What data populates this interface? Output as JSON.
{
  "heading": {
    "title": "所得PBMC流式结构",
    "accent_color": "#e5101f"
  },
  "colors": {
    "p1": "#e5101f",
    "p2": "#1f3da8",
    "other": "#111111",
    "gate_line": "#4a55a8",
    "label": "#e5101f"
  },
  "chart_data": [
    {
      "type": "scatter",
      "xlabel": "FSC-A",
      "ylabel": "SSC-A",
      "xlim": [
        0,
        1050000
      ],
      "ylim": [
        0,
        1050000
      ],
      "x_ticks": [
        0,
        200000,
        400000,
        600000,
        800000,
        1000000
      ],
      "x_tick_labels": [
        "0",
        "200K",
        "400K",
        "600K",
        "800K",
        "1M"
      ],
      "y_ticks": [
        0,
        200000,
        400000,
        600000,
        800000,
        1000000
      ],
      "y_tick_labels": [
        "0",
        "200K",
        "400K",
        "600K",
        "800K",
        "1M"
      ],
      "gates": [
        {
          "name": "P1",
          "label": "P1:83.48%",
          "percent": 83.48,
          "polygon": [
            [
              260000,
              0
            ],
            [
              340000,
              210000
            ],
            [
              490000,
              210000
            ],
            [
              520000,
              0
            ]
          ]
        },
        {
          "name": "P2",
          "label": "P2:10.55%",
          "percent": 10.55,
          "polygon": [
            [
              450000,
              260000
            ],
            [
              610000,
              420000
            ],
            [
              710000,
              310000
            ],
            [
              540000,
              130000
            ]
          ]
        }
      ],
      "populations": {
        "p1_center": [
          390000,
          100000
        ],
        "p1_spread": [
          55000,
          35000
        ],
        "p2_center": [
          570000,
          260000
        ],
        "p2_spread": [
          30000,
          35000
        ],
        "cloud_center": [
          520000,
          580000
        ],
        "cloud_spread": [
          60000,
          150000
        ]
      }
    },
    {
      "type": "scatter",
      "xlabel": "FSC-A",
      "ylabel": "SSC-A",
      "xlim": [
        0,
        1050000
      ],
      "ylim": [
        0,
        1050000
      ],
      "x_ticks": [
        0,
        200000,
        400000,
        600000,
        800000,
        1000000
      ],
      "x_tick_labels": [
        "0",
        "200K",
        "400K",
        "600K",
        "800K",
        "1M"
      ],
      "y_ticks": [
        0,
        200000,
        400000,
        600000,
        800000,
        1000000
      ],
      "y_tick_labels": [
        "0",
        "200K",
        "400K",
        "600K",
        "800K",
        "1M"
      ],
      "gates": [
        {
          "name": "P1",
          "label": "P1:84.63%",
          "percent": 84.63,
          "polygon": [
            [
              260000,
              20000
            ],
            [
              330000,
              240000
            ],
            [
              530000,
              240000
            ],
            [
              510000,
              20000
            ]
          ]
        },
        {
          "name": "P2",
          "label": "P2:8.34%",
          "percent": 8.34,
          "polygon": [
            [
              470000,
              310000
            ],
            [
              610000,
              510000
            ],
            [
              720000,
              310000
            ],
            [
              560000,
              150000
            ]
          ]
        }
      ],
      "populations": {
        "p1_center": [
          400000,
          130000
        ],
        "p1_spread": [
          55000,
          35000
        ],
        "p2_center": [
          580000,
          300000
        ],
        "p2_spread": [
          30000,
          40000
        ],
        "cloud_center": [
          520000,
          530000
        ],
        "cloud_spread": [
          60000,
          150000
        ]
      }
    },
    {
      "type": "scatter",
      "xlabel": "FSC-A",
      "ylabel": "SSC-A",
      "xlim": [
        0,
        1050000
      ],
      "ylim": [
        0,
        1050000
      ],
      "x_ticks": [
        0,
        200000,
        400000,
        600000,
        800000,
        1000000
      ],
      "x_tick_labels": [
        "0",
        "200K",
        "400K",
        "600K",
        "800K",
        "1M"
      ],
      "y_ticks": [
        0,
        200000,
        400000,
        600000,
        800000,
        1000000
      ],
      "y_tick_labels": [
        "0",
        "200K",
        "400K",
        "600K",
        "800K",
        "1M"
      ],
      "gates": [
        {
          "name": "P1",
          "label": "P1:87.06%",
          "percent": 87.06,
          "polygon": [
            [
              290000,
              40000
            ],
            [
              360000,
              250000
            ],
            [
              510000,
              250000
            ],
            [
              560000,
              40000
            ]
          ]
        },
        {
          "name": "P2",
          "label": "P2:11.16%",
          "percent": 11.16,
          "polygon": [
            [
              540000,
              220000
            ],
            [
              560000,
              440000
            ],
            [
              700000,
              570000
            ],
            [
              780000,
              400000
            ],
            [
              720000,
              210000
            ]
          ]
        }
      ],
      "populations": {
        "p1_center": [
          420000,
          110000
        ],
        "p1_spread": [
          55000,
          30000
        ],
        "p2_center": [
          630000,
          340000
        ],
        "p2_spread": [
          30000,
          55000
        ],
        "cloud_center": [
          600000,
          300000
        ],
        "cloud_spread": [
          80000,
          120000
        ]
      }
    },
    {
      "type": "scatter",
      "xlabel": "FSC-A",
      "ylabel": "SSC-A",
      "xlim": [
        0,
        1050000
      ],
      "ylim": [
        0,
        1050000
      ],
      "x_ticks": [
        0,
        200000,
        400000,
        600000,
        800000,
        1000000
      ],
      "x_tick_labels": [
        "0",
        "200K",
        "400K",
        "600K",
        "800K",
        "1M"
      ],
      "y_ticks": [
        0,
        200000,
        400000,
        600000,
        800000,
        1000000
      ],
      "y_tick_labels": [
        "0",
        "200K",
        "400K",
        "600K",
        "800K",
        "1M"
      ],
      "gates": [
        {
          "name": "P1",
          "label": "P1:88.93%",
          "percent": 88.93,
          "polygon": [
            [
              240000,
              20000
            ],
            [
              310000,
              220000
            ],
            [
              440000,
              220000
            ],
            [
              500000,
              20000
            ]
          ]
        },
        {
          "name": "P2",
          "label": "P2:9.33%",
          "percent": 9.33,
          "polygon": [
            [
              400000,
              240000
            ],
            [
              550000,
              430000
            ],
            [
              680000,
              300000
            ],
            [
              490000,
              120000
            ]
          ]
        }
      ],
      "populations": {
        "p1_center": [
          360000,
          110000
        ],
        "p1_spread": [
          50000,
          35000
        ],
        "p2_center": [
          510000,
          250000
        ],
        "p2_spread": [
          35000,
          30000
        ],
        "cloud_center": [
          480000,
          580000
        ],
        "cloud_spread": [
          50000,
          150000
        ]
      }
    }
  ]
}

**Request:** Produce an exact copy of the whole listing.

**Result of the task:**
What data populates this interface? Output as JSON.
{
  "heading": {
    "title": "所得PBMC流式结构",
    "accent_color": "#e5101f"
  },
  "colors": {
    "p1": "#e5101f",
    "p2": "#1f3da8",
    "other": "#111111",
    "gate_line": "#4a55a8",
    "label": "#e5101f"
  },
  "chart_data": [
    {
      "type": "scatter",
      "xlabel": "FSC-A",
      "ylabel": "SSC-A",
      "xlim": [
        0,
        1050000
      ],
      "ylim": [
        0,
        1050000
      ],
      "x_ticks": [
        0,
        200000,
        400000,
        600000,
        800000,
        1000000
      ],
      "x_tick_labels": [
        "0",
        "200K",
        "400K",
        "600K",
        "800K",
        "1M"
      ],
      "y_ticks": [
        0,
        200000,
        400000,
        600000,
        800000,
        1000000
      ],
      "y_tick_labels": [
        "0",
        "200K",
        "400K",
        "600K",
        "800K",
        "1M"
      ],
      "gates": [
        {
          "name": "P1",
          "label": "P1:83.48%",
          "percent": 83.48,
          "polygon": [
            [
              260000,
              0
            ],
            [
              340000,
              210000
            ],
            [
              490000,
              210000
            ],
            [
              520000,
              0
            ]
          ]
        },
        {
          "name": "P2",
          "label": "P2:10.55%",
          "percent": 10.55,
          "polygon": [
            [
              450000,
              260000
            ],
            [
              610000,
              420000
            ],
            [
              710000,
              310000
            ],
            [
              540000,
              130000
            ]
          ]
        }
      ],
      "populations": {
        "p1_center": [
          390000,
          100000
        ],
        "p1_spread": [
          55000,
          35000
        ],
        "p2_center": [
          570000,
          260000
        ],
        "p2_spread": [
          30000,
          35000
        ],
        "cloud_center": [
          520000,
          580000
        ],
        "cloud_spread": [
          60000,
          150000
        ]
      }
    },
    {
      "type": "scatter",
      "xlabel": "FSC-A",
      "ylabel": "SSC-A",
      "xlim": [
        0,
        1050000
      ],
      "ylim": [
        0,
        1050000
      ],
      "x_ticks": [
        0,
        200000,
        400000,
        600000,
        800000,
        1000000
      ],
      "x_tick_labels": [
        "0",
        "200K",
        "400K",
        "600K",
        "800K",
        "1M"
      ],
      "y_ticks": [
        0,
        200000,
        400000,
        600000,
        800000,
        1000000
      ],
      "y_tick_labels": [
        "0",
        "200K",
        "400K",
        "600K",
        "800K",
        "1M"
      ],
      "gates": [
        {
          "name": "P1",
          "label": "P1:84.63%",
          "percent": 84.63,
          "polygon": [
            [
              260000,
              20000
            ],
            [
              330000,
              240000
            ],
            [
              530000,
              240000
            ],
            [
              510000,
              20000
            ]
          ]
        },
        {
          "name": "P2",
          "label": "P2:8.34%",
          "percent": 8.34,
          "polygon": [
            [
              470000,
              310000
            ],
            [
              610000,
              510000
            ],
            [
              720000,
              310000
            ],
            [
              560000,
              150000
            ]
          ]
        }
      ],
      "populations": {
        "p1_center": [
          400000,
          130000
        ],
        "p1_spread": [
          55000,
          35000
        ],
        "p2_center": [
          580000,
          300000
        ],
        "p2_spread": [
          30000,
          40000
        ],
        "cloud_center": [
          520000,
          530000
        ],
        "cloud_spread": [
          60000,
          150000
        ]
      }
    },
    {
      "type": "scatter",
      "xlabel": "FSC-A",
      "ylabel": "SSC-A",
      "xlim": [
        0,
        1050000
      ],
      "ylim": [
        0,
        1050000
      ],
      "x_ticks": [
        0,
        200000,
        400000,
        600000,
        800000,
        1000000
      ],
      "x_tick_labels": [
        "0",
        "200K",
        "400K",
        "600K",
        "800K",
        "1M"
      ],
      "y_ticks": [
        0,
        200000,
        400000,
        600000,
        800000,
        1000000
      ],
      "y_tick_labels": [
        "0",
        "200K",
        "400K",
        "600K",
        "800K",
        "1M"
      ],
      "gates": [
        {
          "name": "P1",
          "label": "P1:87.06%",
          "percent": 87.06,
          "polygon": [
            [
              290000,
              40000
            ],
            [
              360000,
              250000
            ],
            [
              510000,
              250000
            ],
            [
              560000,
              40000
            ]
          ]
        },
        {
          "name": "P2",
          "label": "P2:11.16%",
          "percent": 11.16,
          "polygon": [
            [
              540000,
              220000
            ],
            [
              560000,
              440000
            ],
            [
              700000,
              570000
            ],
            [
              780000,
              400000
            ],
            [
              720000,
              210000
            ]
          ]
        }
      ],
      "populations": {
        "p1_center": [
          420000,
          110000
        ],
        "p1_spread": [
          55000,
          30000
        ],
        "p2_center": [
          630000,
          340000
        ],
        "p2_spread": [
          30000,
          55000
        ],
        "cloud_center": [
          600000,
          300000
        ],
        "cloud_spread": [
          80000,
          120000
        ]
      }
    },
    {
      "type": "scatter",
      "xlabel": "FSC-A",
      "ylabel": "SSC-A",
      "xlim": [
        0,
        1050000
      ],
      "ylim": [
        0,
        1050000
      ],
      "x_ticks": [
        0,
        200000,
        400000,
        600000,
        800000,
        1000000
      ],
      "x_tick_labels": [
        "0",
        "200K",
        "400K",
        "600K",
        "800K",
        "1M"
      ],
      "y_ticks": [
        0,
        200000,
        400000,
        600000,
        800000,
        1000000
      ],
      "y_tick_labels": [
        "0",
        "200K",
        "400K",
        "600K",
        "800K",
        "1M"
      ],
      "gates": [
        {
          "name": "P1",
          "label": "P1:88.93%",
          "percent": 88.93,
          "polygon": [
            [
              240000,
              20000
            ],
            [
              310000,
              220000
            ],
            [
              440000,
              220000
            ],
            [
              500000,
              20000
            ]
          ]
        },
        {
          "name": "P2",
          "label": "P2:9.33%",
          "percent": 9.33,
          "polygon": [
            [
              400000,
              240000
            ],
            [
              550000,
              430000
            ],
            [
              680000,
              300000
            ],
            [
              490000,
              120000
            ]
          ]
        }
      ],
      "populations": {
        "p1_center": [
          360000,
          110000
        ],
        "p1_spread": [
          50000,
          35000
        ],
        "p2_center": [
          510000,
          250000
        ],
        "p2_spread": [
          35000,
          30000
        ],
        "cloud_center": [
          480000,
          580000
        ],
        "cloud_spread": [
          50000,
          150000
        ]
      }
    }
  ]
}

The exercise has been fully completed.